§ What to do:
Reproduce every line of the material below character for character, omitting any pictures from your answer.

§ Extracted records:
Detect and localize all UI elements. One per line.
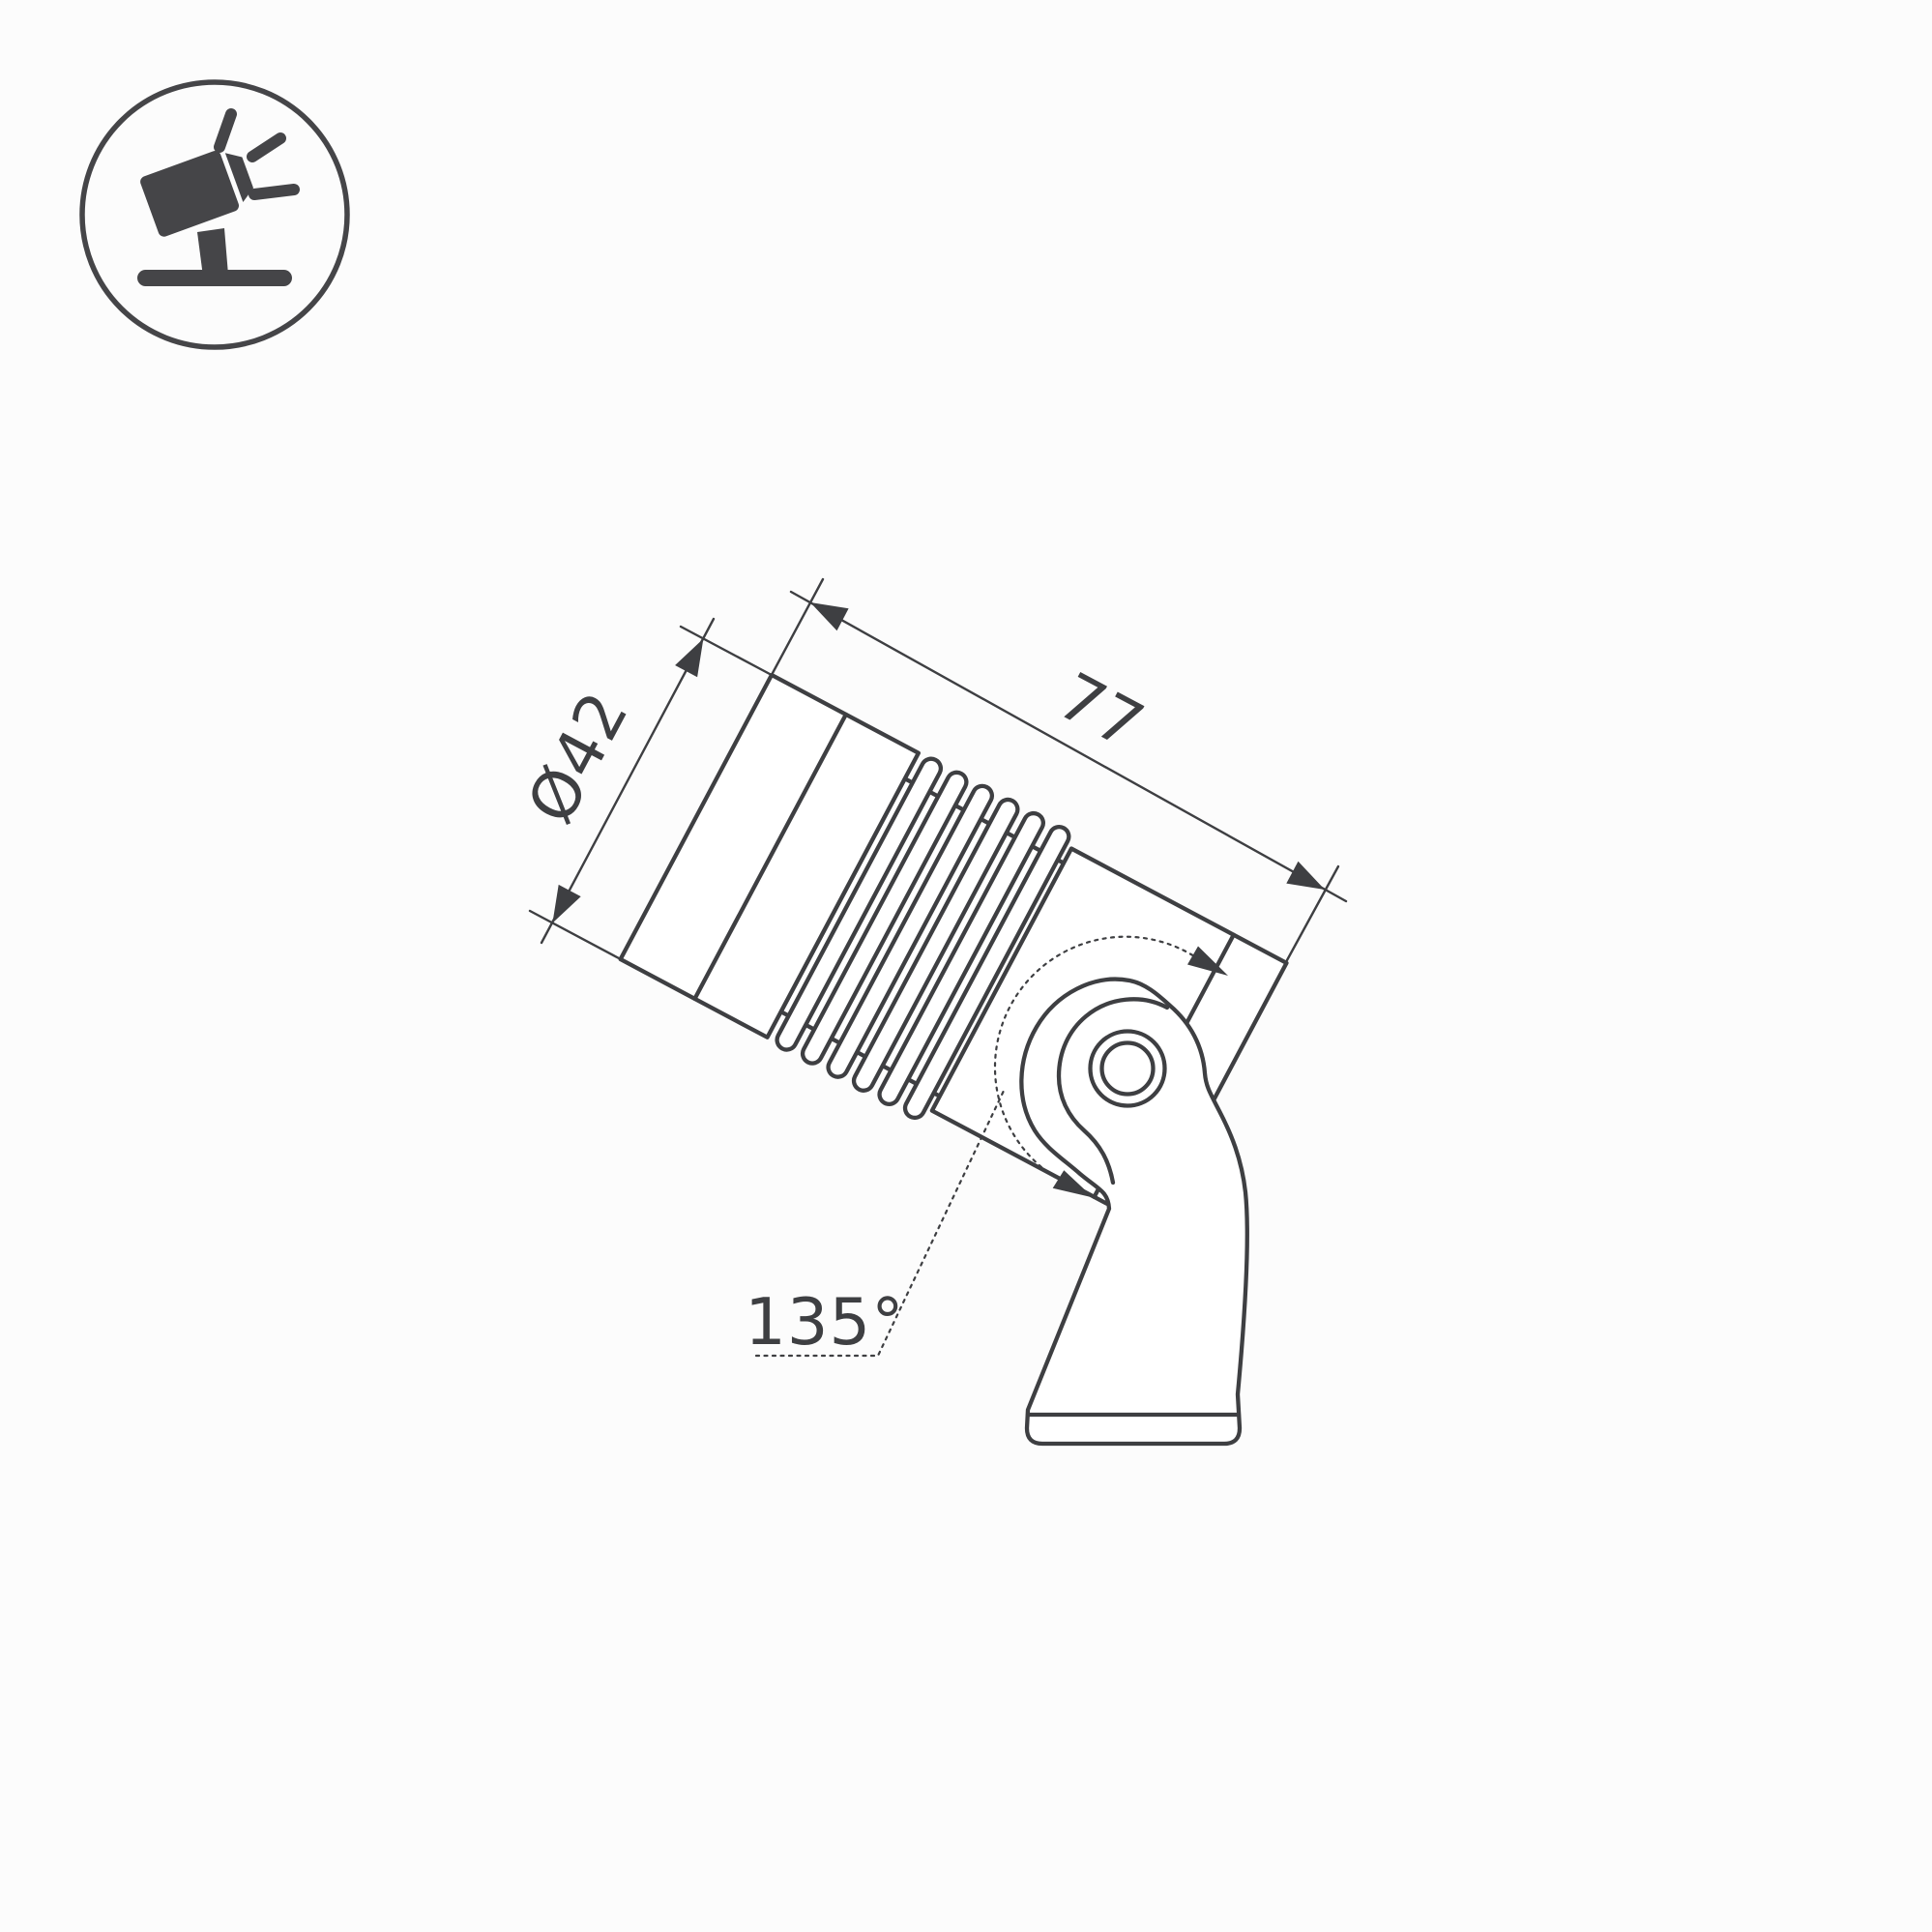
angle-label: 135° — [745, 1284, 904, 1360]
spotlight-badge — [82, 82, 347, 347]
drawing-canvas: Ø42 77 — [0, 0, 1932, 1932]
angle-callout: 135° — [745, 1091, 1004, 1360]
length-label: 77 — [1046, 659, 1156, 765]
extension-line — [773, 579, 823, 673]
dimension-arrow — [552, 885, 580, 923]
dimension-arrow — [1286, 862, 1325, 890]
dimension-arrow — [810, 602, 849, 630]
diameter-label: Ø42 — [512, 680, 643, 835]
dimension-arrow — [675, 639, 703, 678]
extension-line — [530, 911, 619, 958]
pivot-screw-circle — [1102, 1043, 1154, 1095]
technical-drawing: Ø42 77 — [0, 0, 1932, 1932]
tilted-spotlight-icon — [137, 114, 294, 286]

§ Problem solution:
Detect and localize all UI elements. One per line.
angle-label: 135° — [745, 1284, 904, 1360]
spotlight-badge — [82, 82, 347, 347]
drawing-canvas: Ø42 77 — [0, 0, 1932, 1932]
angle-callout: 135° — [745, 1091, 1004, 1360]
length-label: 77 — [1046, 659, 1156, 765]
extension-line — [773, 579, 823, 673]
dimension-arrow — [552, 885, 580, 923]
dimension-arrow — [1286, 862, 1325, 890]
dimension-arrow — [810, 602, 849, 630]
diameter-label: Ø42 — [512, 680, 643, 835]
dimension-arrow — [675, 639, 703, 678]
extension-line — [530, 911, 619, 958]
pivot-screw-circle — [1102, 1043, 1154, 1095]
technical-drawing: Ø42 77 — [0, 0, 1932, 1932]
tilted-spotlight-icon — [137, 114, 294, 286]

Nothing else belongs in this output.